====== PROVIDED DATA ======
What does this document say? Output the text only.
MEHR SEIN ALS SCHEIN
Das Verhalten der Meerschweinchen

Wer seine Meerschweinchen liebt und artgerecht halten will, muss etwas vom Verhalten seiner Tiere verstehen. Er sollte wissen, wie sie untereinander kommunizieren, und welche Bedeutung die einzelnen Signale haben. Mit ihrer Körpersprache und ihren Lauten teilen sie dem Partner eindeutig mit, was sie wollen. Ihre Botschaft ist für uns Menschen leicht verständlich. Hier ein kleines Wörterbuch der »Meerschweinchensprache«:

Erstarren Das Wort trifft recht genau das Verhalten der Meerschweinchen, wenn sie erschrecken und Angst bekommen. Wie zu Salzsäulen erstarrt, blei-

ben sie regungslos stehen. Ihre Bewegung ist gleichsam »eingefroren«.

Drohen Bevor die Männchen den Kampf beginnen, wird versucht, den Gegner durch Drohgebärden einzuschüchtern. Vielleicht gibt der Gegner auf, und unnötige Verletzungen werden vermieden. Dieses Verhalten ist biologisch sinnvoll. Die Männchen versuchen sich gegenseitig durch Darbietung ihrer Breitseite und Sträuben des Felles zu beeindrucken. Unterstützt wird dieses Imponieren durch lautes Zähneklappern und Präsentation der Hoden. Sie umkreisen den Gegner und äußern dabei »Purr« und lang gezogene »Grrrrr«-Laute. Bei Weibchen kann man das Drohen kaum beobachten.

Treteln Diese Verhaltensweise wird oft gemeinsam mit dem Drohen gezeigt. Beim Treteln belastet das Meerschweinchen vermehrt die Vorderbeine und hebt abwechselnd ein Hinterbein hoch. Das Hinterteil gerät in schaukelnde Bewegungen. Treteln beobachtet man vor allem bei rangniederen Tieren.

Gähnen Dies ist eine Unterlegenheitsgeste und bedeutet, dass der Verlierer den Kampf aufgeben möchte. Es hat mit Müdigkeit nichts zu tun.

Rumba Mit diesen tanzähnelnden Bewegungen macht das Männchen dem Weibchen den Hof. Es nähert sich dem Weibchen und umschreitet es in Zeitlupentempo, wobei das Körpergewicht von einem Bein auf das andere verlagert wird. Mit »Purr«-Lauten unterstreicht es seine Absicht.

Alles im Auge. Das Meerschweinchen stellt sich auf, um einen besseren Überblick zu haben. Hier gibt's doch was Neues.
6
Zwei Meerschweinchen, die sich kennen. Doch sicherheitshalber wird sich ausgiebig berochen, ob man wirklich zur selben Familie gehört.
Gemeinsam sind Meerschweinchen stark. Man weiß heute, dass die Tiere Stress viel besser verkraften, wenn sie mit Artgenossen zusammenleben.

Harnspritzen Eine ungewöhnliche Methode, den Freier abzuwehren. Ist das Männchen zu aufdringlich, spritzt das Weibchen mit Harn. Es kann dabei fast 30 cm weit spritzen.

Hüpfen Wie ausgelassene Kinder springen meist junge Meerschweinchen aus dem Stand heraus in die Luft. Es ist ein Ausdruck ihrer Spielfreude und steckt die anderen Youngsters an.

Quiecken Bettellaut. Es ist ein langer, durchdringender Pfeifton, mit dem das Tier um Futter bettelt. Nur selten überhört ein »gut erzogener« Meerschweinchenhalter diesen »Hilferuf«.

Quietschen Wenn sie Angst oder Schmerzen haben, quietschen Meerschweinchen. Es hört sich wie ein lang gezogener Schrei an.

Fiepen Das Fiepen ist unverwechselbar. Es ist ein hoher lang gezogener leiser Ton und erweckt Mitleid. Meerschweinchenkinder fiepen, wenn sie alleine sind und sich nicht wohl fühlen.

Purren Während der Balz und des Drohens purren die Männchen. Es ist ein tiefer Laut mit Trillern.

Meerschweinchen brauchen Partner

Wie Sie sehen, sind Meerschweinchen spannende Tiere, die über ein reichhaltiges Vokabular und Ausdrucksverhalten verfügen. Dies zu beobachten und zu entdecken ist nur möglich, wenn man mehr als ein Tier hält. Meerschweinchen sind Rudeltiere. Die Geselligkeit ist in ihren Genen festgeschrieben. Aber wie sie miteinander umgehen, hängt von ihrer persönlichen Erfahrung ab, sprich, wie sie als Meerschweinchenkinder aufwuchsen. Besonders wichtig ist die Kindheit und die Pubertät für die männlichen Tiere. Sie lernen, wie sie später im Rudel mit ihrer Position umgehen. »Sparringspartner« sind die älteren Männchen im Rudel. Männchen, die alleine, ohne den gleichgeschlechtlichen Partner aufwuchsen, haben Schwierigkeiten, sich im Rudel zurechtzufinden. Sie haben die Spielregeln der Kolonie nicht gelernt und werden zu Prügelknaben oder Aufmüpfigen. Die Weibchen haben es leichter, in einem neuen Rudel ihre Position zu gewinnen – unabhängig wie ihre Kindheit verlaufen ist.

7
======
# REQUIREMENT
Scan the material above. Copy each line that holds the word "Kampf".

# SOLVED EXERCISE
Drohen Bevor die Männchen den Kampf beginnen, wird versucht, den Gegner durch Drohgebärden einzuschüchtern. Vielleicht gibt der Gegner auf, und unnötige Verletzungen werden vermieden. Dieses Verhalten ist biologisch sinnvoll. Die Männchen versuchen sich gegenseitig durch Darbietung ihrer Breitseite und Sträuben des Felles zu beeindrucken. Unterstützt wird dieses Imponieren durch lautes Zähneklappern und Präsentation der Hoden. Sie umkreisen den Gegner und äußern dabei »Purr« und lang gezogene »Grrrrr«-Laute. Bei Weibchen kann man das Drohen kaum beobachten.
Gähnen Dies ist eine Unterlegenheitsgeste und bedeutet, dass der Verlierer den Kampf aufgeben möchte. Es hat mit Müdigkeit nichts zu tun.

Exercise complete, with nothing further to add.